Given records
▶
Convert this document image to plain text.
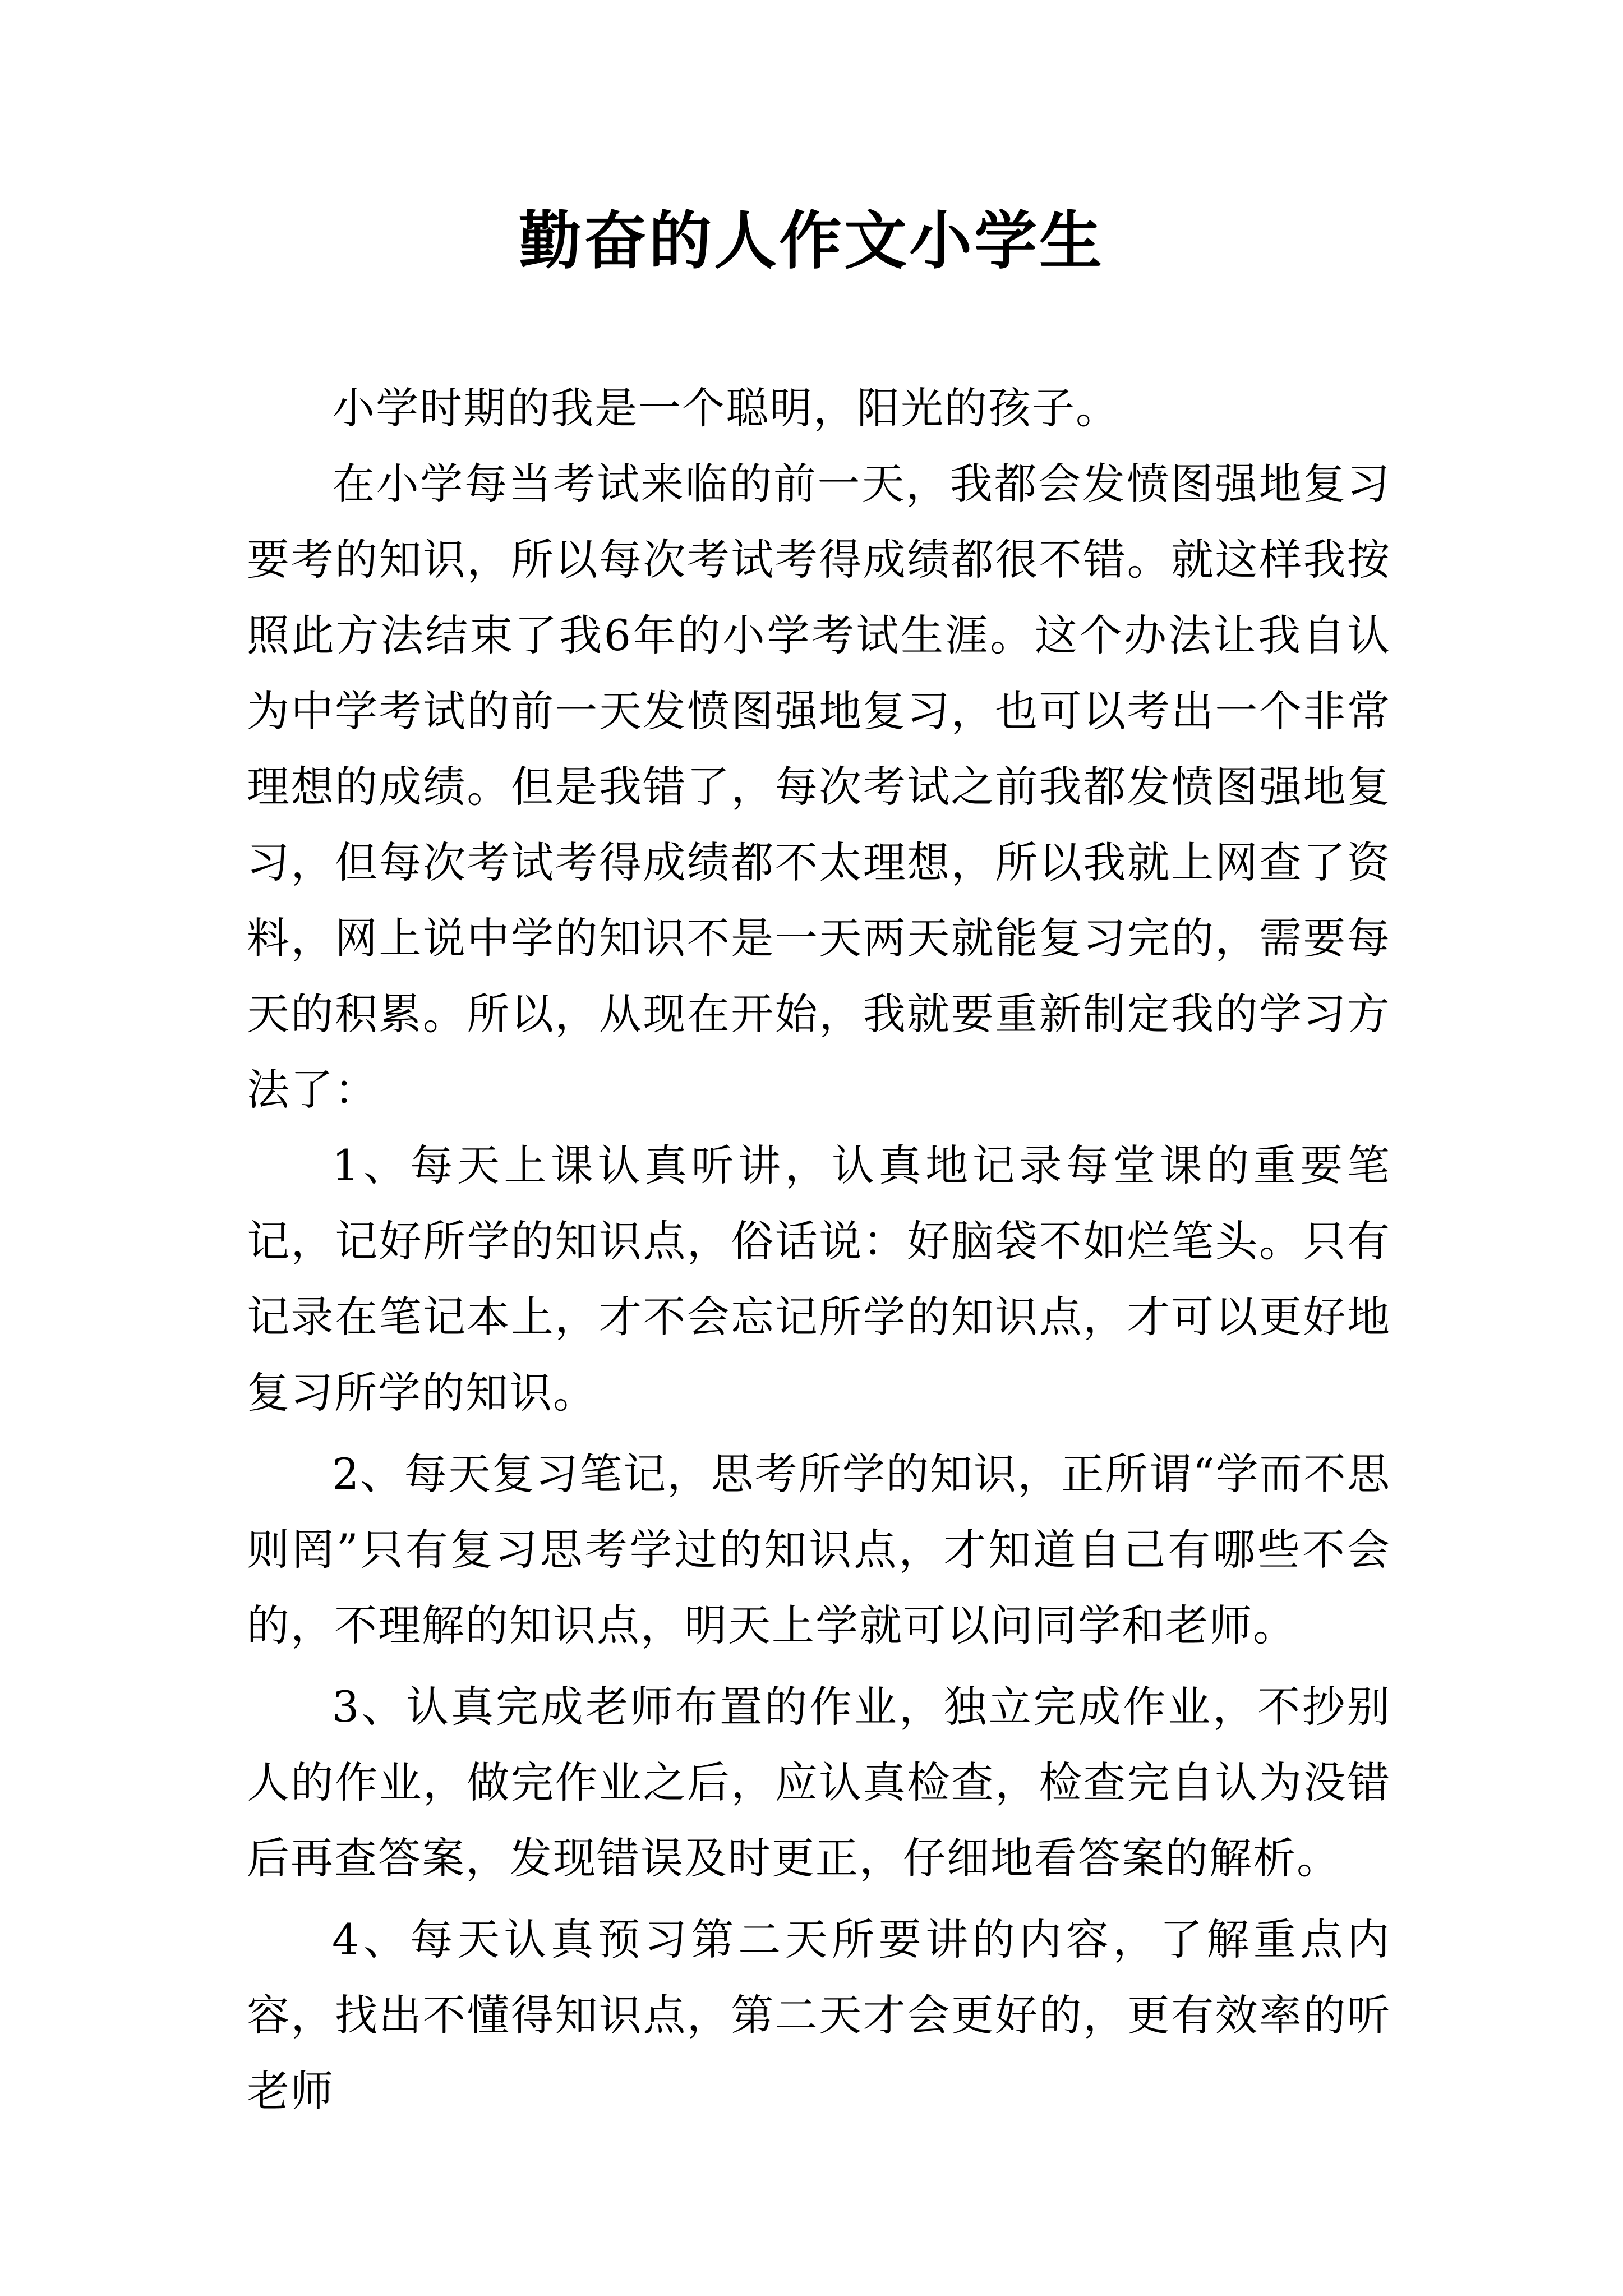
勤奋的人作文小学生

小学时期的我是一个聪明，阳光的孩子。

在小学每当考试来临的前一天，我都会发愤图强地复习要考的知识，所以每次考试考得成绩都很不错。就这样我按照此方法结束了我6年的小学考试生涯。这个办法让我自认为中学考试的前一天发愤图强地复习，也可以考出一个非常理想的成绩。但是我错了，每次考试之前我都发愤图强地复习，但每次考试考得成绩都不太理想，所以我就上网查了资料，网上说中学的知识不是一天两天就能复习完的，需要每天的积累。所以，从现在开始，我就要重新制定我的学习方法了：

1、每天上课认真听讲，认真地记录每堂课的重要笔记，记好所学的知识点，俗话说：好脑袋不如烂笔头。只有记录在笔记本上，才不会忘记所学的知识点，才可以更好地复习所学的知识。

2、每天复习笔记，思考所学的知识，正所谓“学而不思则罔”只有复习思考学过的知识点，才知道自己有哪些不会的，不理解的知识点，明天上学就可以问同学和老师。

3、认真完成老师布置的作业，独立完成作业，不抄别人的作业，做完作业之后，应认真检查，检查完自认为没错后再查答案，发现错误及时更正，仔细地看答案的解析。

4、每天认真预习第二天所要讲的内容，了解重点内容，找出不懂得知识点，第二天才会更好的，更有效率的听老师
◀
Required work
The pictures in the entries should be left out; output everything else exactly.

Solution to this problem
Convert this document image to plain text.
勤奋的人作文小学生

小学时期的我是一个聪明，阳光的孩子。

在小学每当考试来临的前一天，我都会发愤图强地复习要考的知识，所以每次考试考得成绩都很不错。就这样我按照此方法结束了我6年的小学考试生涯。这个办法让我自认为中学考试的前一天发愤图强地复习，也可以考出一个非常理想的成绩。但是我错了，每次考试之前我都发愤图强地复习，但每次考试考得成绩都不太理想，所以我就上网查了资料，网上说中学的知识不是一天两天就能复习完的，需要每天的积累。所以，从现在开始，我就要重新制定我的学习方法了：

1、每天上课认真听讲，认真地记录每堂课的重要笔记，记好所学的知识点，俗话说：好脑袋不如烂笔头。只有记录在笔记本上，才不会忘记所学的知识点，才可以更好地复习所学的知识。

2、每天复习笔记，思考所学的知识，正所谓“学而不思则罔”只有复习思考学过的知识点，才知道自己有哪些不会的，不理解的知识点，明天上学就可以问同学和老师。

3、认真完成老师布置的作业，独立完成作业，不抄别人的作业，做完作业之后，应认真检查，检查完自认为没错后再查答案，发现错误及时更正，仔细地看答案的解析。

4、每天认真预习第二天所要讲的内容，了解重点内容，找出不懂得知识点，第二天才会更好的，更有效率的听老师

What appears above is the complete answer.